TASK PROMPT: Copy out all the lines in the records that include the word "cours".

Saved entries
+ + + + + + +

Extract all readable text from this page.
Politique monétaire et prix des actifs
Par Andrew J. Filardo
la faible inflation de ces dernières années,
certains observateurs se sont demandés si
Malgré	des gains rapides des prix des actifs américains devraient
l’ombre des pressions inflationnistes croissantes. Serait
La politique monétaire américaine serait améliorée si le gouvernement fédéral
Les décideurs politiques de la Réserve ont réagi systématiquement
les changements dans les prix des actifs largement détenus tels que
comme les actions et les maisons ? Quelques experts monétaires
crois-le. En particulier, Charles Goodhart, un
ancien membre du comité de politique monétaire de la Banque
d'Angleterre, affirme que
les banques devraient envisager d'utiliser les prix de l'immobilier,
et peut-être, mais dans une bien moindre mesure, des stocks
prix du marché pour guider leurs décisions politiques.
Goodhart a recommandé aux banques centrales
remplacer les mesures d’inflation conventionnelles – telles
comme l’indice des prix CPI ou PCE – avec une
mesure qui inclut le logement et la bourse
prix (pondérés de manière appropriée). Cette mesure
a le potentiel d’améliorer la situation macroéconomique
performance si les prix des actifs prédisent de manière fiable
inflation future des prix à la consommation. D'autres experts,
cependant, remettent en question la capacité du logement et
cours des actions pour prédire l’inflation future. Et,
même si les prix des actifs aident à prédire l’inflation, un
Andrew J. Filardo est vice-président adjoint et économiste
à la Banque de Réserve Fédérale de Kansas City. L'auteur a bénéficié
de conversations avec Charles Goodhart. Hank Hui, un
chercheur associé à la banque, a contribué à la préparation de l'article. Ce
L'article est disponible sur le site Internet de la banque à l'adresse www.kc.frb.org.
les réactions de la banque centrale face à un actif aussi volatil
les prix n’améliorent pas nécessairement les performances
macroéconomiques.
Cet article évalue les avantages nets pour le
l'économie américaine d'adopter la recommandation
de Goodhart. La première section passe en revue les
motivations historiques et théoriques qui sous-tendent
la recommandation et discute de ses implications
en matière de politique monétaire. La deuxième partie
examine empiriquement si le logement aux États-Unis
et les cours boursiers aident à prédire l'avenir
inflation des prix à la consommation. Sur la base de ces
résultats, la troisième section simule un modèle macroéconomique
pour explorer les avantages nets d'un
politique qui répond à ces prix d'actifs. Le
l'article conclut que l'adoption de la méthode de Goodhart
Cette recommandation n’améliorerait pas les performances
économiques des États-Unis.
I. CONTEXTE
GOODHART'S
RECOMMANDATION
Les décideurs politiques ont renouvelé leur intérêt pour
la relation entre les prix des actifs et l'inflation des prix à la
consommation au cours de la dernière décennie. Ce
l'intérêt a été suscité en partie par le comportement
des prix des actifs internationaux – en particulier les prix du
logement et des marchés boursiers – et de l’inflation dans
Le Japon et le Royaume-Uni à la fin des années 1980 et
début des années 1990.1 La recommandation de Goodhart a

+ + + + + + +

TASK OUTPUT:
cours des actions pour prédire l’inflation future. Et,
et les cours boursiers aident à prédire l'avenir
consommation au cours de la dernière décennie. Ce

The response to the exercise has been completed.